- Exercise data -
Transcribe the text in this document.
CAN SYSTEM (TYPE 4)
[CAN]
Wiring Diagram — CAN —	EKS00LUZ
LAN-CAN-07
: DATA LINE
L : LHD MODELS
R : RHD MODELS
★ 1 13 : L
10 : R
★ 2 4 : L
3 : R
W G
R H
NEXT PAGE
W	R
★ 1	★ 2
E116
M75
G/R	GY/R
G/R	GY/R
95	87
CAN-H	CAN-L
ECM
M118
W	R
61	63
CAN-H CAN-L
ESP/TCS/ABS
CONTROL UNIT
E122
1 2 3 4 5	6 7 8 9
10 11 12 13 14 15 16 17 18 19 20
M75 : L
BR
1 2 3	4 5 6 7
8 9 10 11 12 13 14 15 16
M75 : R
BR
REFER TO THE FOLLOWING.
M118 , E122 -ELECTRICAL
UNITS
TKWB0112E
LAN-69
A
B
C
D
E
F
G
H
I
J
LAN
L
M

...

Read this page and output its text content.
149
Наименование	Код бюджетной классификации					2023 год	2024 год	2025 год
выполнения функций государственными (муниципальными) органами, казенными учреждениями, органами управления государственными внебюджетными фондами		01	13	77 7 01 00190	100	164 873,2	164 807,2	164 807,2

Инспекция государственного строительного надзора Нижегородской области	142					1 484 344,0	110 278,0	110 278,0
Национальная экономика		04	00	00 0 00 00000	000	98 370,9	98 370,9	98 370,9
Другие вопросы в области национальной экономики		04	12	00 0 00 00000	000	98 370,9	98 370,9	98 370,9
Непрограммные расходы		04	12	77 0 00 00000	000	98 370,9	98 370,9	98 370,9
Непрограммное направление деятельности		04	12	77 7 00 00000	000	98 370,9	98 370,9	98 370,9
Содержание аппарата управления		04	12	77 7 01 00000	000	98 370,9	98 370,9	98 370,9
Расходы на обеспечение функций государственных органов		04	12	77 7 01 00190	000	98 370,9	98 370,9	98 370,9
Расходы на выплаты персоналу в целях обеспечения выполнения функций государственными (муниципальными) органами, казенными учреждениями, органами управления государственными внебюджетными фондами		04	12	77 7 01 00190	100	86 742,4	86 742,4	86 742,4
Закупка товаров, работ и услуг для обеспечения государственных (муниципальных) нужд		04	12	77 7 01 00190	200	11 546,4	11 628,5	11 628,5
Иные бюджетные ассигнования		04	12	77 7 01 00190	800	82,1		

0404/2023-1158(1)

- Challenge -
Find all lines holding the string "государственных" and copy them.

- The response -
Расходы на обеспечение функций государственных органов		04	12	77 7 01 00190	000	98 370,9	98 370,9	98 370,9
Закупка товаров, работ и услуг для обеспечения государственных (муниципальных) нужд		04	12	77 7 01 00190	200	11 546,4	11 628,5	11 628,5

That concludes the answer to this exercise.